==== Extracted data

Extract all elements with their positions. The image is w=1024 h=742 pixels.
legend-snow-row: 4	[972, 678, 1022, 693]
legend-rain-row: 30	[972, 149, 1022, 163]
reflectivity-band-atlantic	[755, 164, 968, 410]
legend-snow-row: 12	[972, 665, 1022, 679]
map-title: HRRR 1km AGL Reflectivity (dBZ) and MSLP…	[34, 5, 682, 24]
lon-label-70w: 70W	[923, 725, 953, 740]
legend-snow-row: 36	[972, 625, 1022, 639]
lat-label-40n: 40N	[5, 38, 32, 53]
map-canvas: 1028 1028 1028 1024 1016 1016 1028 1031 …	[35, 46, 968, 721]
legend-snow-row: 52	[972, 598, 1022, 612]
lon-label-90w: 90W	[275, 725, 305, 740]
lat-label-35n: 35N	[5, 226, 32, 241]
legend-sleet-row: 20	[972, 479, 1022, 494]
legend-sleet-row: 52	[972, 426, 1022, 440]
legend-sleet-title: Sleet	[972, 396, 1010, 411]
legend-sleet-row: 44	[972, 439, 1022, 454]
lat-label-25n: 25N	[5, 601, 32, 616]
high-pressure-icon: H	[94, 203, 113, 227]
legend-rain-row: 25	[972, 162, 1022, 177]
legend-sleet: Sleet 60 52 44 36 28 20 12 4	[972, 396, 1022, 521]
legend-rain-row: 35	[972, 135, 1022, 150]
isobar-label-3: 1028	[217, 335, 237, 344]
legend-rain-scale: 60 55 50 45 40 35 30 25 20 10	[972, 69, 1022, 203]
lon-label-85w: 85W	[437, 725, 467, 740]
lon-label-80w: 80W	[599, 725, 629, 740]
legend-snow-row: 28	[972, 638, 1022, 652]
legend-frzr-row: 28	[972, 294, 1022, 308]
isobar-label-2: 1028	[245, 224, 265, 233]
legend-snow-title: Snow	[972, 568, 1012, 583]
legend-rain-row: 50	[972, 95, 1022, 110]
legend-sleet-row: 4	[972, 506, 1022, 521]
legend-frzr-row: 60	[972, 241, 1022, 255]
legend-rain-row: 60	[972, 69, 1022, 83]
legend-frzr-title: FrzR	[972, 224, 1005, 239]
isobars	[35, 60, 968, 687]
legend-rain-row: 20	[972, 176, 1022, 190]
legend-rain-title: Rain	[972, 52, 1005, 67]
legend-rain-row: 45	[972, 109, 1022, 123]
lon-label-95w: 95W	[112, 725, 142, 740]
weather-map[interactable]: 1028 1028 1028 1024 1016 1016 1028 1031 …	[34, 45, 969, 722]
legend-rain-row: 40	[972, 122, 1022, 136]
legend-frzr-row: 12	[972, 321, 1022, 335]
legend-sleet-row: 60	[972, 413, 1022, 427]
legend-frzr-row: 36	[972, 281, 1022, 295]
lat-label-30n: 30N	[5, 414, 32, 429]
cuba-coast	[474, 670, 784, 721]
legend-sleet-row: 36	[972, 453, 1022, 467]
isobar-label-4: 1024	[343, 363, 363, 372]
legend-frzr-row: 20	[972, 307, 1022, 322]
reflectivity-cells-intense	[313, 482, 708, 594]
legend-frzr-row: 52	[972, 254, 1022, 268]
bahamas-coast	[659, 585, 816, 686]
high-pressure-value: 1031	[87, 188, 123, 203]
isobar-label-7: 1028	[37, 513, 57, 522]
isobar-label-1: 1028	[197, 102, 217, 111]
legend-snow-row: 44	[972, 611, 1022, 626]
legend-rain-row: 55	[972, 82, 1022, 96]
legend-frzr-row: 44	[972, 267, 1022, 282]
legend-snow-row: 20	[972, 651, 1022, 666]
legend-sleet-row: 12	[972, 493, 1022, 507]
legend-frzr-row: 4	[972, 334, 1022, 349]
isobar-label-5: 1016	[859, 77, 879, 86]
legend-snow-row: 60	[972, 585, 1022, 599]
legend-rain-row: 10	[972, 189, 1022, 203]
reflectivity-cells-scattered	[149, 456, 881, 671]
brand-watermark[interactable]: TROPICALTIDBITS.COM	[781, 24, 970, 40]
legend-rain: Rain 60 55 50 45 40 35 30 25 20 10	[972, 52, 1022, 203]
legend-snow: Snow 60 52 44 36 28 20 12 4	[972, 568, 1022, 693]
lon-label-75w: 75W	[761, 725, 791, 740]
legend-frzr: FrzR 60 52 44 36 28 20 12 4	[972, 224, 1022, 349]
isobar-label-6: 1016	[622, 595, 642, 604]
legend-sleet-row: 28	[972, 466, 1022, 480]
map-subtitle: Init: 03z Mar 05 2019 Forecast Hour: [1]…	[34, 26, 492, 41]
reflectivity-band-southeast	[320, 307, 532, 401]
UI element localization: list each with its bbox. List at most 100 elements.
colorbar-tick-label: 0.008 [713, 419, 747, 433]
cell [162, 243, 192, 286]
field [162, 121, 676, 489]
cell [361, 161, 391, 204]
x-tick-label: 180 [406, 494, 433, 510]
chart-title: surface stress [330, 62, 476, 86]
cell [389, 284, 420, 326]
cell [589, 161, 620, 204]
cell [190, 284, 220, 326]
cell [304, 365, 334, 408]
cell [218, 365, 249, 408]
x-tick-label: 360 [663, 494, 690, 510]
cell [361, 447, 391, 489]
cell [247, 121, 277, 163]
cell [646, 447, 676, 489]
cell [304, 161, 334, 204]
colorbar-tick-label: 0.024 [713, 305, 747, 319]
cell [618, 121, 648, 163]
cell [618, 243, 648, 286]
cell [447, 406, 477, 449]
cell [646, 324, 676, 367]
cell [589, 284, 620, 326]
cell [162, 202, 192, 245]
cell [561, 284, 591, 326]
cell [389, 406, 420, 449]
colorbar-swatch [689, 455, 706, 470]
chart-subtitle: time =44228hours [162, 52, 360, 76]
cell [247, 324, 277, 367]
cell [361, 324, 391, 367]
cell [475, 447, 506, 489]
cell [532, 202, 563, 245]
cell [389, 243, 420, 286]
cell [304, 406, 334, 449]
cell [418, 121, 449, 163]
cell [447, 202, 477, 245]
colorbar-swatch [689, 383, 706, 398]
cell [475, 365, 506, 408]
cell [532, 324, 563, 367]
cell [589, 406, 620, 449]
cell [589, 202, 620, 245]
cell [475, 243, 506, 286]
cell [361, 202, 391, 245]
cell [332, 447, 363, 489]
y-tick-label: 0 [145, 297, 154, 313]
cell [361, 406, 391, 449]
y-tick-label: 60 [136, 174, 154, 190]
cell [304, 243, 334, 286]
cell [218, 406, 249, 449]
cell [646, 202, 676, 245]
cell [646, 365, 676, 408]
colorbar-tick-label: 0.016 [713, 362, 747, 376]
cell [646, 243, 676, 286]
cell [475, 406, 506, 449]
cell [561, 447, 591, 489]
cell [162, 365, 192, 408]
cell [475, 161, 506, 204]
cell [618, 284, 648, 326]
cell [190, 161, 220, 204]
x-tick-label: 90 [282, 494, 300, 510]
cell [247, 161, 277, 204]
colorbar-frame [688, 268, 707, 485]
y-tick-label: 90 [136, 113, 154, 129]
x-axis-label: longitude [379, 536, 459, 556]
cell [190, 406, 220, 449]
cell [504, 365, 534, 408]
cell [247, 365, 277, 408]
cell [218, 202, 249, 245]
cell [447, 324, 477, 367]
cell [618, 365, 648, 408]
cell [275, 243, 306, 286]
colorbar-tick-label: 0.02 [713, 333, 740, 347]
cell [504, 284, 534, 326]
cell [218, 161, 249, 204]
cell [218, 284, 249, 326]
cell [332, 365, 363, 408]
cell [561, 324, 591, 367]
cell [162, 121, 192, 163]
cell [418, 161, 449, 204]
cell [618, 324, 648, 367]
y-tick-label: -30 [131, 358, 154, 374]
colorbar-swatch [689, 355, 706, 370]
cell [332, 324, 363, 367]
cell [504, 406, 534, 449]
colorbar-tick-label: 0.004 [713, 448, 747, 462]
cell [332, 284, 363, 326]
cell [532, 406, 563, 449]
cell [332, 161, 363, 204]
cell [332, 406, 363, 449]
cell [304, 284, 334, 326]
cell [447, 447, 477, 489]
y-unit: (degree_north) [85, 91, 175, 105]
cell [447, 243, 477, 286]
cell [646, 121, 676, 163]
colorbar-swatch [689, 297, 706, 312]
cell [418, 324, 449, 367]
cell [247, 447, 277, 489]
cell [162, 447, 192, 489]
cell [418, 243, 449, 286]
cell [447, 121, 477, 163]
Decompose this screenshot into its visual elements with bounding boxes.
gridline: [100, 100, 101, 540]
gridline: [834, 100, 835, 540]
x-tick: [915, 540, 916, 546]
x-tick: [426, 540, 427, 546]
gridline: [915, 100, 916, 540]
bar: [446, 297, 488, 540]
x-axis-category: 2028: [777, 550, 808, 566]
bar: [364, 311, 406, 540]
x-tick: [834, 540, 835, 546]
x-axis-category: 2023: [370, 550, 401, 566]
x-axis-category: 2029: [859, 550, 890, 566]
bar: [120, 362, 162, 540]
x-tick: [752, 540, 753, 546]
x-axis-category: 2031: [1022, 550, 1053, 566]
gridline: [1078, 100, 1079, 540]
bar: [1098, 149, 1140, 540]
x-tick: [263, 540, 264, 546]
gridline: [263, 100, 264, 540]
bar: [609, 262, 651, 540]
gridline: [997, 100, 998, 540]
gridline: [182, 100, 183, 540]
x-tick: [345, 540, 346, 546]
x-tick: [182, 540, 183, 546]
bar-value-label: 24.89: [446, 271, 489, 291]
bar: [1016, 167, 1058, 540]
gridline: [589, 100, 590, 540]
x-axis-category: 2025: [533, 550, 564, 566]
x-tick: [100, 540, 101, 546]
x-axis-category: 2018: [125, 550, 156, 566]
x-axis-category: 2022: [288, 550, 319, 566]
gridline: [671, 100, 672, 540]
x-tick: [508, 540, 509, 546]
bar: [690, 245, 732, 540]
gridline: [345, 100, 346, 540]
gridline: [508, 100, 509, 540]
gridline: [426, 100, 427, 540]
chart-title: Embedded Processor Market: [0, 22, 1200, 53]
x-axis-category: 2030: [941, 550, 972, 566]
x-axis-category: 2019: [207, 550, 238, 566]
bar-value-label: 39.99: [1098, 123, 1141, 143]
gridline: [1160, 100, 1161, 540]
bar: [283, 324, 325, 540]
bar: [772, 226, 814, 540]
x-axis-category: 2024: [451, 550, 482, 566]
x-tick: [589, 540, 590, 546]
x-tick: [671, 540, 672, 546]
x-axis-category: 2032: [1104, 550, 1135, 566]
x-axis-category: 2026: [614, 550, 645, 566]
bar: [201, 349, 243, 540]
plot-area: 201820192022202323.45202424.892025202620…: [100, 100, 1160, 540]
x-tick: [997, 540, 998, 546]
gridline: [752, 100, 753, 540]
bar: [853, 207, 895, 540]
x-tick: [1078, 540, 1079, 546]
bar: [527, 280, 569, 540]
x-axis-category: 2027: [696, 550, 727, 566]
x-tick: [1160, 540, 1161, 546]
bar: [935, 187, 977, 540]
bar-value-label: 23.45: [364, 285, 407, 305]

========

**Exercise aim:** Edit the lines from the start of the stored records through the line containing "226, 32, 241]", inclusive, so that "legend-snow-row" becomes "legend-snow-entry". Leave everything else in those lines unchanged.

**Result of this exercise:**
Extract all elements with their positions. The image is w=1024 h=742 pixels.
legend-snow-entry: 4	[972, 678, 1022, 693]
legend-rain-row: 30	[972, 149, 1022, 163]
reflectivity-band-atlantic	[755, 164, 968, 410]
legend-snow-entry: 12	[972, 665, 1022, 679]
map-title: HRRR 1km AGL Reflectivity (dBZ) and MSLP…	[34, 5, 682, 24]
lon-label-70w: 70W	[923, 725, 953, 740]
legend-snow-entry: 36	[972, 625, 1022, 639]
lat-label-40n: 40N	[5, 38, 32, 53]
map-canvas: 1028 1028 1028 1024 1016 1016 1028 1031 …	[35, 46, 968, 721]
legend-snow-entry: 52	[972, 598, 1022, 612]
lon-label-90w: 90W	[275, 725, 305, 740]
lat-label-35n: 35N	[5, 226, 32, 241]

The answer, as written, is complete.